(Some records)
— START —

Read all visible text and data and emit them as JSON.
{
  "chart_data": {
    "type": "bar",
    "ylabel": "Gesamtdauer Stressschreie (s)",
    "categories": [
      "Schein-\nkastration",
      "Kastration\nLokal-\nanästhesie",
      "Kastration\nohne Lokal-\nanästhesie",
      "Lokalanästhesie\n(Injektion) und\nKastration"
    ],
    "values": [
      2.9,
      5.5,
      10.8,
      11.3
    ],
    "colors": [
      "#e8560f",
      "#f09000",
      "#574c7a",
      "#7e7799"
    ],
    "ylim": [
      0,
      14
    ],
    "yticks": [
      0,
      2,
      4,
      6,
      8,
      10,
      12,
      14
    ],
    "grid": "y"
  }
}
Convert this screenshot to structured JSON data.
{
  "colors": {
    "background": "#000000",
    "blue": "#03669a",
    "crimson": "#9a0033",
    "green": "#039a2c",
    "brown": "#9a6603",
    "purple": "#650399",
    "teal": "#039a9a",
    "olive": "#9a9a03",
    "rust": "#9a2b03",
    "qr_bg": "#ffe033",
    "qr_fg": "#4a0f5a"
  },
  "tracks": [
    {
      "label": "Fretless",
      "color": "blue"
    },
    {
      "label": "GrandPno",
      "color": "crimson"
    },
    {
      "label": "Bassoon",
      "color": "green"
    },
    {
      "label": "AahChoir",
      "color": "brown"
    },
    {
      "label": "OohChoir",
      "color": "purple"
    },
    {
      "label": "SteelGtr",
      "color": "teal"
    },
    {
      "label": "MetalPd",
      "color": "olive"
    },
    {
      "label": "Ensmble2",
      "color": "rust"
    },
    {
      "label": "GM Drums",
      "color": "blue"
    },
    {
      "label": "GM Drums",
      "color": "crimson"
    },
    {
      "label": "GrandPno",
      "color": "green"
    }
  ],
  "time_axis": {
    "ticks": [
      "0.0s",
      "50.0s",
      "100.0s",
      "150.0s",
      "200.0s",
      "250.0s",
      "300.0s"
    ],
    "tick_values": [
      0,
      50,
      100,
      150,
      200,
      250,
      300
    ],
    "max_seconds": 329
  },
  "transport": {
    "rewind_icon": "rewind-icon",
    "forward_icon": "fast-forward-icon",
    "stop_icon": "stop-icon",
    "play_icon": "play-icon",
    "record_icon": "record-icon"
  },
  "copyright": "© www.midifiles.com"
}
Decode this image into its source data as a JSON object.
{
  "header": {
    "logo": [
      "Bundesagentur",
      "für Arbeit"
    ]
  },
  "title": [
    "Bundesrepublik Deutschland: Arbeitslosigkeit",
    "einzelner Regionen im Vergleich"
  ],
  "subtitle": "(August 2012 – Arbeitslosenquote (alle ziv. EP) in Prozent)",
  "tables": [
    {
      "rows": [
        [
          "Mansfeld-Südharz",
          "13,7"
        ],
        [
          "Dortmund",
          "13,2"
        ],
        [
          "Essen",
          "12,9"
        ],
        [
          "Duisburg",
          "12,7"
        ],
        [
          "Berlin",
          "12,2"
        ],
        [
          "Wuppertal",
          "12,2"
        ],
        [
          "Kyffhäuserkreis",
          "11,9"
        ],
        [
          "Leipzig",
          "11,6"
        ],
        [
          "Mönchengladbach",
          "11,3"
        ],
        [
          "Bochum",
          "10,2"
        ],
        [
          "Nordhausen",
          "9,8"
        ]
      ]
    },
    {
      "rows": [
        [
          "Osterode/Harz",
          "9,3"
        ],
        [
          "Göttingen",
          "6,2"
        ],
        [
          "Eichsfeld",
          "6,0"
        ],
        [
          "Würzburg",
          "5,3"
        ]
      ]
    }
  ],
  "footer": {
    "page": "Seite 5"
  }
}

— END —

_What is required_: Quote every line of the data, word for word.

_Exercise answer_:
Read all visible text and data and emit them as JSON.
{
  "chart_data": {
    "type": "bar",
    "ylabel": "Gesamtdauer Stressschreie (s)",
    "categories": [
      "Schein-\nkastration",
      "Kastration\nLokal-\nanästhesie",
      "Kastration\nohne Lokal-\nanästhesie",
      "Lokalanästhesie\n(Injektion) und\nKastration"
    ],
    "values": [
      2.9,
      5.5,
      10.8,
      11.3
    ],
    "colors": [
      "#e8560f",
      "#f09000",
      "#574c7a",
      "#7e7799"
    ],
    "ylim": [
      0,
      14
    ],
    "yticks": [
      0,
      2,
      4,
      6,
      8,
      10,
      12,
      14
    ],
    "grid": "y"
  }
}
Convert this screenshot to structured JSON data.
{
  "colors": {
    "background": "#000000",
    "blue": "#03669a",
    "crimson": "#9a0033",
    "green": "#039a2c",
    "brown": "#9a6603",
    "purple": "#650399",
    "teal": "#039a9a",
    "olive": "#9a9a03",
    "rust": "#9a2b03",
    "qr_bg": "#ffe033",
    "qr_fg": "#4a0f5a"
  },
  "tracks": [
    {
      "label": "Fretless",
      "color": "blue"
    },
    {
      "label": "GrandPno",
      "color": "crimson"
    },
    {
      "label": "Bassoon",
      "color": "green"
    },
    {
      "label": "AahChoir",
      "color": "brown"
    },
    {
      "label": "OohChoir",
      "color": "purple"
    },
    {
      "label": "SteelGtr",
      "color": "teal"
    },
    {
      "label": "MetalPd",
      "color": "olive"
    },
    {
      "label": "Ensmble2",
      "color": "rust"
    },
    {
      "label": "GM Drums",
      "color": "blue"
    },
    {
      "label": "GM Drums",
      "color": "crimson"
    },
    {
      "label": "GrandPno",
      "color": "green"
    }
  ],
  "time_axis": {
    "ticks": [
      "0.0s",
      "50.0s",
      "100.0s",
      "150.0s",
      "200.0s",
      "250.0s",
      "300.0s"
    ],
    "tick_values": [
      0,
      50,
      100,
      150,
      200,
      250,
      300
    ],
    "max_seconds": 329
  },
  "transport": {
    "rewind_icon": "rewind-icon",
    "forward_icon": "fast-forward-icon",
    "stop_icon": "stop-icon",
    "play_icon": "play-icon",
    "record_icon": "record-icon"
  },
  "copyright": "© www.midifiles.com"
}
Decode this image into its source data as a JSON object.
{
  "header": {
    "logo": [
      "Bundesagentur",
      "für Arbeit"
    ]
  },
  "title": [
    "Bundesrepublik Deutschland: Arbeitslosigkeit",
    "einzelner Regionen im Vergleich"
  ],
  "subtitle": "(August 2012 – Arbeitslosenquote (alle ziv. EP) in Prozent)",
  "tables": [
    {
      "rows": [
        [
          "Mansfeld-Südharz",
          "13,7"
        ],
        [
          "Dortmund",
          "13,2"
        ],
        [
          "Essen",
          "12,9"
        ],
        [
          "Duisburg",
          "12,7"
        ],
        [
          "Berlin",
          "12,2"
        ],
        [
          "Wuppertal",
          "12,2"
        ],
        [
          "Kyffhäuserkreis",
          "11,9"
        ],
        [
          "Leipzig",
          "11,6"
        ],
        [
          "Mönchengladbach",
          "11,3"
        ],
        [
          "Bochum",
          "10,2"
        ],
        [
          "Nordhausen",
          "9,8"
        ]
      ]
    },
    {
      "rows": [
        [
          "Osterode/Harz",
          "9,3"
        ],
        [
          "Göttingen",
          "6,2"
        ],
        [
          "Eichsfeld",
          "6,0"
        ],
        [
          "Würzburg",
          "5,3"
        ]
      ]
    }
  ],
  "footer": {
    "page": "Seite 5"
  }
}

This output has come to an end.